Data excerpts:
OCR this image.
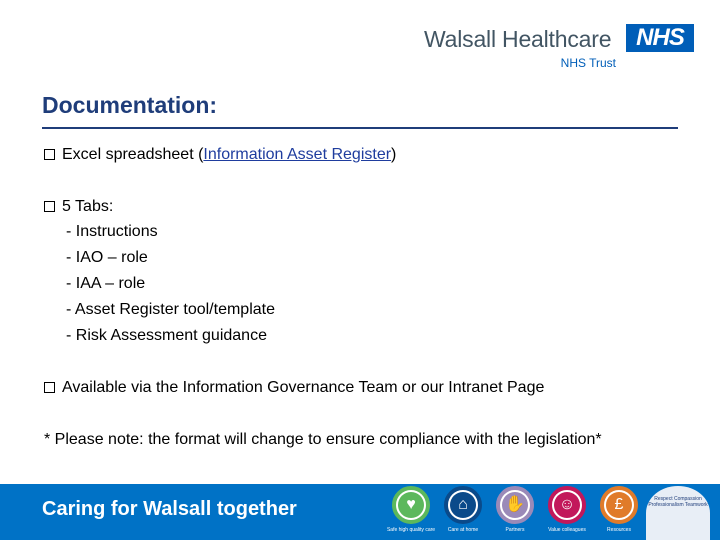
Walsall Healthcare	NHS
NHS Trust
Documentation:
Excel spreadsheet (Information Asset Register)
5 Tabs:
- Instructions
- IAO – role
- IAA – role
- Asset Register tool/template
- Risk Assessment guidance
Available via the Information Governance Team or our Intranet Page
* Please note: the format will change to ensure compliance with the legislation*
Caring for Walsall together	♥
Safe high quality care
⌂
Care at home
✋
Partners
☺
Value colleagues
£
Resources
Respect Compassion Professionalism Teamwork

DO THIS: Search the lines for the string "Asset" and copy every line that has it.

OUTPUT BELOW:
Excel spreadsheet (Information Asset Register)
- Asset Register tool/template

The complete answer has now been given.